Stored data
==============================
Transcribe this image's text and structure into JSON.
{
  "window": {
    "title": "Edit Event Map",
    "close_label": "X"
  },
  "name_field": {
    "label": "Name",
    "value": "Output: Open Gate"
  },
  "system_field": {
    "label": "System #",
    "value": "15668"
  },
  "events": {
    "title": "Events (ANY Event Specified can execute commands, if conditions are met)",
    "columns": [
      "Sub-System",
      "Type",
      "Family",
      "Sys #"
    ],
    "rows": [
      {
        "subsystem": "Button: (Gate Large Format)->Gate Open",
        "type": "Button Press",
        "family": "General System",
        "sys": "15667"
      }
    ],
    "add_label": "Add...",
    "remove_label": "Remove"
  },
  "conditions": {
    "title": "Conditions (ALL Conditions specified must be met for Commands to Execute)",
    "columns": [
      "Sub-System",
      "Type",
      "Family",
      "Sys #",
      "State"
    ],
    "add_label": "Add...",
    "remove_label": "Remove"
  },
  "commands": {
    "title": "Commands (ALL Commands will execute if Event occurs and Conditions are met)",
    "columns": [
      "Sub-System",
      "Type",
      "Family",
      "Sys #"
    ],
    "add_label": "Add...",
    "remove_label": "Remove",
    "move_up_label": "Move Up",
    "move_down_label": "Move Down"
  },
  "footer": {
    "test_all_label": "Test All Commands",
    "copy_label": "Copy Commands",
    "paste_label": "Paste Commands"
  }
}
==============================
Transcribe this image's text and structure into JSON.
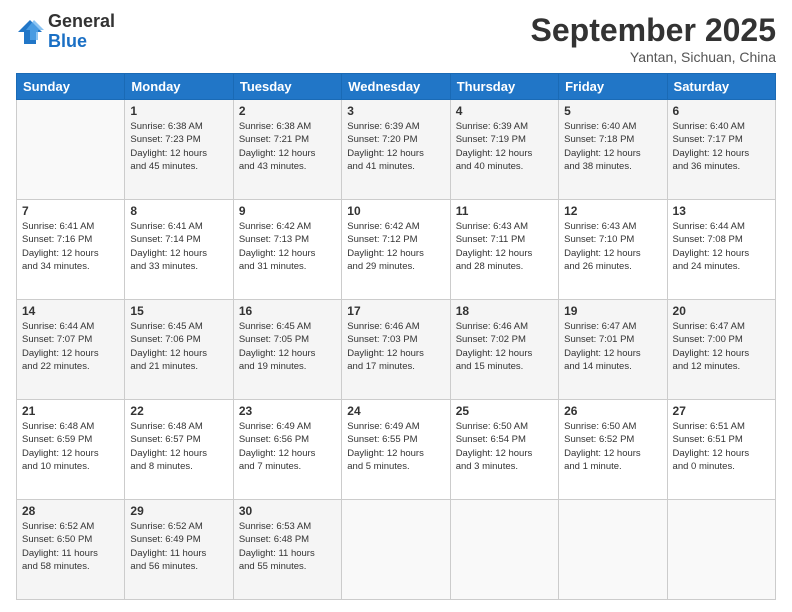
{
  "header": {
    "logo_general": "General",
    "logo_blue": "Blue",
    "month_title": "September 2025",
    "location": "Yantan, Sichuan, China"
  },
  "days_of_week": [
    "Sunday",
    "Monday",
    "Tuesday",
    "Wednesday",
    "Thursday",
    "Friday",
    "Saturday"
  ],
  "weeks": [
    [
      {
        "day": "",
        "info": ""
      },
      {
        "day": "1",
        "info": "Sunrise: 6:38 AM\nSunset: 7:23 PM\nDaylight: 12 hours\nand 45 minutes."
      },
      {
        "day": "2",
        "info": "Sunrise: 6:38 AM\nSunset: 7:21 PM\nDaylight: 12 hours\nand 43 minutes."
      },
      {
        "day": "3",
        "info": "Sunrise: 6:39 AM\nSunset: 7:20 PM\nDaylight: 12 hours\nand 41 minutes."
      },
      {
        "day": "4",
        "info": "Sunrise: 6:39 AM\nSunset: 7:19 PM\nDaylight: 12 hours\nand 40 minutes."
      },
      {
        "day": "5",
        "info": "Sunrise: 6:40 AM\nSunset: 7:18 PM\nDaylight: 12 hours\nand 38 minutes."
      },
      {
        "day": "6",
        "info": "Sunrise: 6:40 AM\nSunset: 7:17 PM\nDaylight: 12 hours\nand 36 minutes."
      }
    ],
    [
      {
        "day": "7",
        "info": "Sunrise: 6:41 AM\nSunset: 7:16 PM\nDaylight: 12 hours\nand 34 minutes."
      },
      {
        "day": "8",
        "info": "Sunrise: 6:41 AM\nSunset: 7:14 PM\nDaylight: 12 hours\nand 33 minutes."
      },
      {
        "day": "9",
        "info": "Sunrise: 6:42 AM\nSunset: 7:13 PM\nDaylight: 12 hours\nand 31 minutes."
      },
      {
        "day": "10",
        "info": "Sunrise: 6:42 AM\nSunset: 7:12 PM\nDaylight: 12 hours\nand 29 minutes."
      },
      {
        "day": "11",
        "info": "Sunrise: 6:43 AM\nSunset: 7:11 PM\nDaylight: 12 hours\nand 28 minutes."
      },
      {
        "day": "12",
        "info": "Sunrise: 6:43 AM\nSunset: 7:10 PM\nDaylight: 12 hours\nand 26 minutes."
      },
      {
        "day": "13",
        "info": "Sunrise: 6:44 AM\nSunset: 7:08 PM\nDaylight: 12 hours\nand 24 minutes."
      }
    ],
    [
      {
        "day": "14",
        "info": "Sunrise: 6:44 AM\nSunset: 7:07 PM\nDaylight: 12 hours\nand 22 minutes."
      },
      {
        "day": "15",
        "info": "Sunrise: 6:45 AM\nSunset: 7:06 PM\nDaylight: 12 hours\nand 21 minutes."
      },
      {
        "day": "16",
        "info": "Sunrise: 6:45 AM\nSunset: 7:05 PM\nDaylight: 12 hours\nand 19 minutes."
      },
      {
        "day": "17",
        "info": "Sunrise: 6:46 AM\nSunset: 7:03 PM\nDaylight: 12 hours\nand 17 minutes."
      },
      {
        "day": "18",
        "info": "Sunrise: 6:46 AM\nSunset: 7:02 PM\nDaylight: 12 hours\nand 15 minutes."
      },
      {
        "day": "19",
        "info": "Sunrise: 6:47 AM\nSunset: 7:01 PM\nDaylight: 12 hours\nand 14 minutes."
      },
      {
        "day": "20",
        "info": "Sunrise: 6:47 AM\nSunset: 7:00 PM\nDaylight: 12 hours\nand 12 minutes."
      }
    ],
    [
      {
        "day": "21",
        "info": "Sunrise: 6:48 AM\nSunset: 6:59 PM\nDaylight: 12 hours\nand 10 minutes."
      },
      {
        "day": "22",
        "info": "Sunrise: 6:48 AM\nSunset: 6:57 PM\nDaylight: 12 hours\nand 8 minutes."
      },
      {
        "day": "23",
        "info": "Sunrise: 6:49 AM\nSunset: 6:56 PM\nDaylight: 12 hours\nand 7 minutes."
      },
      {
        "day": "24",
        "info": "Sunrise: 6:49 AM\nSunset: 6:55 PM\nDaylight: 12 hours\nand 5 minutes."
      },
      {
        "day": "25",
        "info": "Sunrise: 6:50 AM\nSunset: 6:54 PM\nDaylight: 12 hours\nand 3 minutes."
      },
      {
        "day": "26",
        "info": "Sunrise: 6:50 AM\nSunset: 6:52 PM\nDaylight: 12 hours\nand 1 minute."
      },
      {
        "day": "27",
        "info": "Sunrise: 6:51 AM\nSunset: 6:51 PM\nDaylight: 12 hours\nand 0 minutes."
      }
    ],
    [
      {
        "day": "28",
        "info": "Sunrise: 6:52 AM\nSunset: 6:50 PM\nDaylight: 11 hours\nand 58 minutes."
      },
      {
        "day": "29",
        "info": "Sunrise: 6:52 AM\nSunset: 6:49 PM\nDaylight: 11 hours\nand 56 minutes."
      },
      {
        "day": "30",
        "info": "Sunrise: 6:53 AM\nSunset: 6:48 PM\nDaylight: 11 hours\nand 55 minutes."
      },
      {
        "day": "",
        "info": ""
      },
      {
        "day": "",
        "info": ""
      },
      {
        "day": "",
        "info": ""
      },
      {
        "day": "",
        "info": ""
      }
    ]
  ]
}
==============================
§ Given exercise
Which lines above contain "General"? Show each of them.

§ Final result
        "family": "General System",
    "logo_general": "General",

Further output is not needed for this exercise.